**** Supplied data ****

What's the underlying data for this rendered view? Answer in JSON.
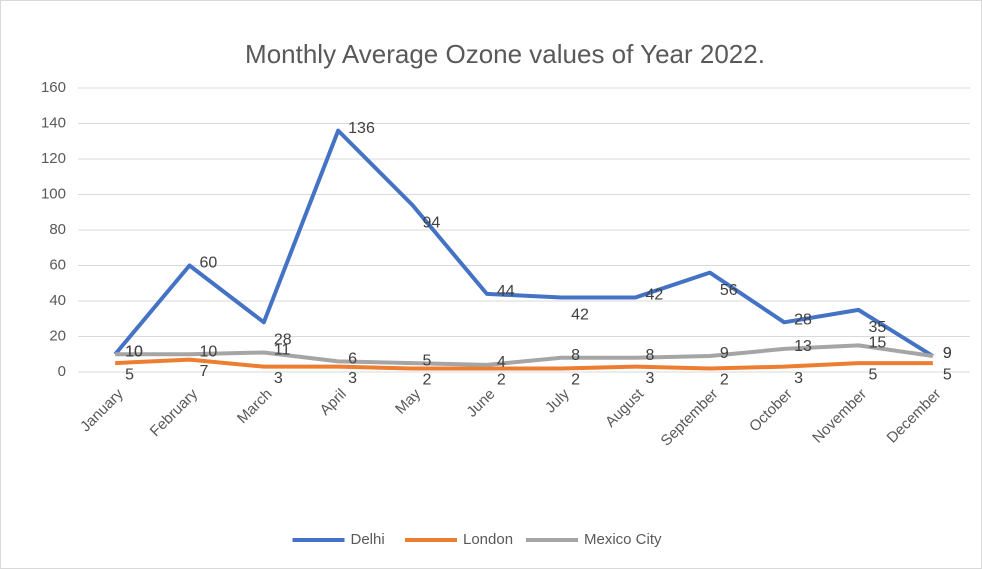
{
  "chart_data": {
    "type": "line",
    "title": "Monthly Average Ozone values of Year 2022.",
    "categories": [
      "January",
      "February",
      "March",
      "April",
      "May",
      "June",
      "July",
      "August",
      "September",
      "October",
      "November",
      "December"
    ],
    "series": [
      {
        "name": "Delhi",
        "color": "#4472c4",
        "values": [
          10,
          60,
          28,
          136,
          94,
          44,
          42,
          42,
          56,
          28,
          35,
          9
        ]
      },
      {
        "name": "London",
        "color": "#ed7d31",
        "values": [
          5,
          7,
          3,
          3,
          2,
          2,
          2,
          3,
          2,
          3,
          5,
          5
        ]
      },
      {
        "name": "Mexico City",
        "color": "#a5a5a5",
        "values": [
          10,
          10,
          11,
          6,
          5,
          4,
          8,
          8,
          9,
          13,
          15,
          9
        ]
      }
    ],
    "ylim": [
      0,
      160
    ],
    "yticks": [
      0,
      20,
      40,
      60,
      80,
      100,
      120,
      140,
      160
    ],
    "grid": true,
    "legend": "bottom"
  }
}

****
**** Supplied data ****

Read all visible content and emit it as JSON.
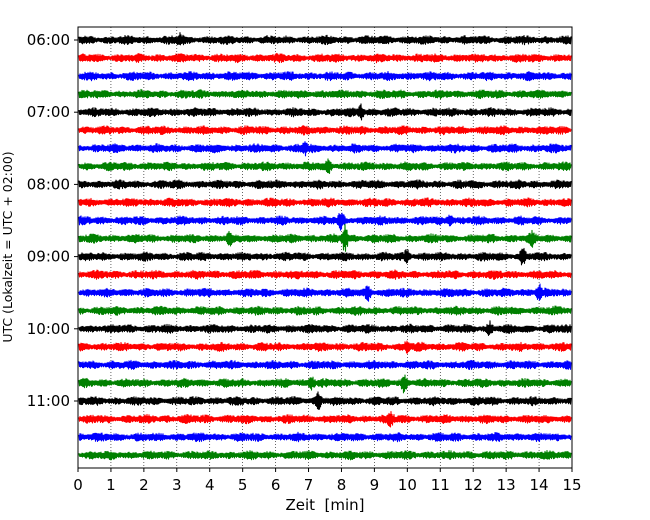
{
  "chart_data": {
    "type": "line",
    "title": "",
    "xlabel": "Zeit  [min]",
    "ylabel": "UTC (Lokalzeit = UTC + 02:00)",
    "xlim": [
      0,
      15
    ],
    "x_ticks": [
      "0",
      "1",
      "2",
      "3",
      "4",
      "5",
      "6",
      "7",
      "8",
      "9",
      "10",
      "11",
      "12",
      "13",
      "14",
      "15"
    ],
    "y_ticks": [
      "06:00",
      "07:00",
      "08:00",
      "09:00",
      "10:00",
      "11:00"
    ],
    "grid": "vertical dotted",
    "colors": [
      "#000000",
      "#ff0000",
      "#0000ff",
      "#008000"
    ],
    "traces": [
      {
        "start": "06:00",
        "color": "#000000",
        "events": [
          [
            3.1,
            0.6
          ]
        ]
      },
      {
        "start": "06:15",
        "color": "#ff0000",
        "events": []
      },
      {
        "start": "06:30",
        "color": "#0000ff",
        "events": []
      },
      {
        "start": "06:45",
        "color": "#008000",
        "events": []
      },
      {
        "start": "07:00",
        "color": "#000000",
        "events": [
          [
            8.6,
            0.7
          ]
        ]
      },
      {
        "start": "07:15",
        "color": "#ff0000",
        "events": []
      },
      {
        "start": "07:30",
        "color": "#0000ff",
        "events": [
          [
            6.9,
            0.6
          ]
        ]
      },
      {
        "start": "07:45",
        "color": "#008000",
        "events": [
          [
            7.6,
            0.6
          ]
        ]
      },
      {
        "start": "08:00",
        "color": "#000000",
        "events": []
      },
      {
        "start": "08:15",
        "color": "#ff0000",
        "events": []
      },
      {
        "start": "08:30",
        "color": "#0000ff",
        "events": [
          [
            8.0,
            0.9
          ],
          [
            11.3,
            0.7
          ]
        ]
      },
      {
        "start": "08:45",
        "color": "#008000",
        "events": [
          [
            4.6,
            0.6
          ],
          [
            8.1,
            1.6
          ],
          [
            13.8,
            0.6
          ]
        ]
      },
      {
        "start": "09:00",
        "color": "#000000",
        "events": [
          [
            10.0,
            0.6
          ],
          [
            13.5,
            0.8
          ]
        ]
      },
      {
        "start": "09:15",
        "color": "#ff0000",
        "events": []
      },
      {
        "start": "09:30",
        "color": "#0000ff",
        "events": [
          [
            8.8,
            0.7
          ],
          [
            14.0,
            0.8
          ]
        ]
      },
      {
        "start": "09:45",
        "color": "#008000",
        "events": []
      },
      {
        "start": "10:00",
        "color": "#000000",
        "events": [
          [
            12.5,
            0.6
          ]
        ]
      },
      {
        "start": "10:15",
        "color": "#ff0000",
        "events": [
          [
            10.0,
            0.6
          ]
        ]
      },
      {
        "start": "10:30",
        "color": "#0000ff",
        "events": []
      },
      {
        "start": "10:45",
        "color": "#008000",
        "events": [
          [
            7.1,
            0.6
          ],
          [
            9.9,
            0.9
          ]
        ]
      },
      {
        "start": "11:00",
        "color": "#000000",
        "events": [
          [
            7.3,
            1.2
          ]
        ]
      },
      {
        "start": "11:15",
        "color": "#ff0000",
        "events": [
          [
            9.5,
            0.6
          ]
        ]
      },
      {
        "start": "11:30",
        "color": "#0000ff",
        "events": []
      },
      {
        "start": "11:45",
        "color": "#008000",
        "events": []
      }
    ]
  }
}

****

Copy all lines from the listing that contain "JSON".

* _Response_
What's the underlying data for this rendered view? Answer in JSON.
Read all visible content and emit it as JSON.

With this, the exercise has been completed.